## What you have to do
Return all of the data exactly as written, without the pictures.
▶
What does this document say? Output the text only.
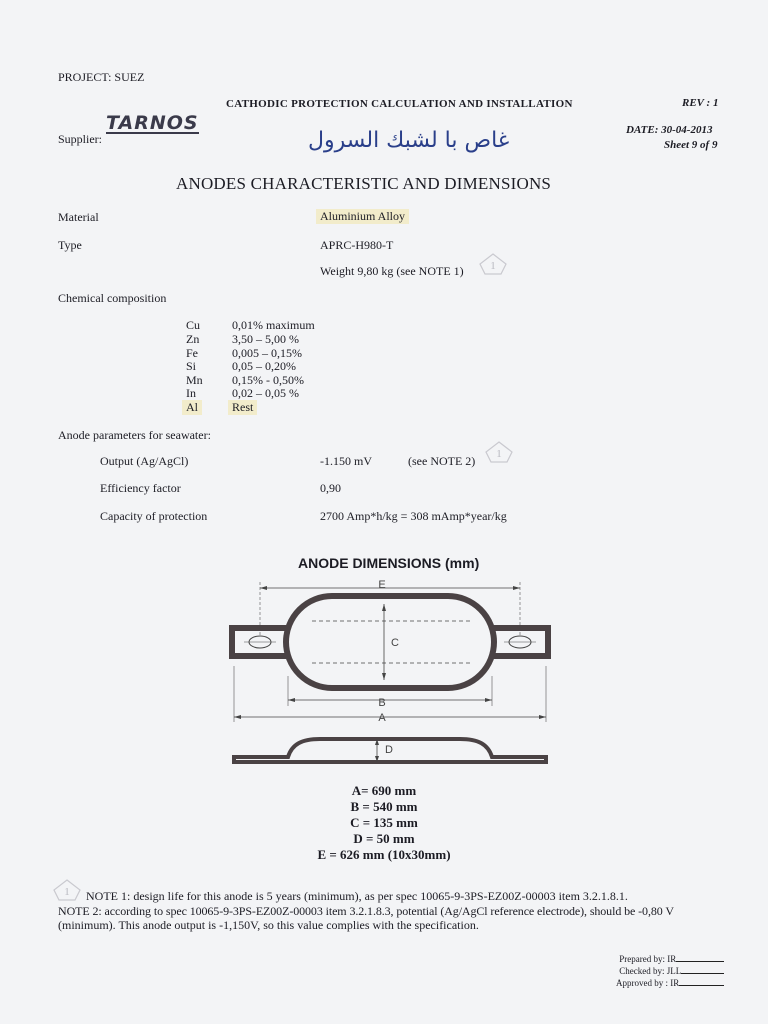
PROJECT: SUEZ
CATHODIC PROTECTION CALCULATION AND INSTALLATION	REV : 1
Supplier:
TARNOS
غاص با لشبك السرول	DATE: 30-04-2013
Sheet 9 of 9
ANODES CHARACTERISTIC AND DIMENSIONS
Material	Aluminium Alloy
Type	APRC-H980-T
Weight 9,80 kg (see NOTE 1) 1
Chemical composition
Cu	0,01% maximum
Zn	3,50 – 5,00 %
Fe	0,005 – 0,15%
Si	0,05 – 0,20%
Mn 0,15% - 0,50%
In	0,02 – 0,05 %
Al	Rest
Anode parameters for seawater:
Output (Ag/AgCl)	-1.150 mV	(see NOTE 2) 1
Efficiency factor	0,90
Capacity of protection	2700 Amp*h/kg = 308 mAmp*year/kg
ANODE DIMENSIONS (mm)
E
C
B
A
D
A= 690 mm
B = 540 mm
C = 135 mm
D = 50 mm
E = 626 mm (10x30mm)
1 NOTE 1: design life for this anode is 5 years (minimum), as per spec 10065-9-3PS-EZ00Z-00003 item 3.2.1.8.1.
NOTE 2: according to spec 10065-9-3PS-EZ00Z-00003 item 3.2.1.8.3, potential (Ag/AgCl reference electrode), should be -0,80 V
(minimum). This anode output is -1,150V, so this value complies with the specification.
Prepared by: IR
Checked by: JLL
Approved by : IR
◀
## The response
What does this document say? Output the text only.
PROJECT: SUEZ
CATHODIC PROTECTION CALCULATION AND INSTALLATION	REV : 1
Supplier:
TARNOS
غاص با لشبك السرول	DATE: 30-04-2013
Sheet 9 of 9
ANODES CHARACTERISTIC AND DIMENSIONS
Material	Aluminium Alloy
Type	APRC-H980-T
Weight 9,80 kg (see NOTE 1) 1
Chemical composition
Cu	0,01% maximum
Zn	3,50 – 5,00 %
Fe	0,005 – 0,15%
Si	0,05 – 0,20%
Mn 0,15% - 0,50%
In	0,02 – 0,05 %
Al	Rest
Anode parameters for seawater:
Output (Ag/AgCl)	-1.150 mV	(see NOTE 2) 1
Efficiency factor	0,90
Capacity of protection	2700 Amp*h/kg = 308 mAmp*year/kg
ANODE DIMENSIONS (mm)
E
C
B
A
D
A= 690 mm
B = 540 mm
C = 135 mm
D = 50 mm
E = 626 mm (10x30mm)
1 NOTE 1: design life for this anode is 5 years (minimum), as per spec 10065-9-3PS-EZ00Z-00003 item 3.2.1.8.1.
NOTE 2: according to spec 10065-9-3PS-EZ00Z-00003 item 3.2.1.8.3, potential (Ag/AgCl reference electrode), should be -0,80 V
(minimum). This anode output is -1,150V, so this value complies with the specification.
Prepared by: IR
Checked by: JLL
Approved by : IR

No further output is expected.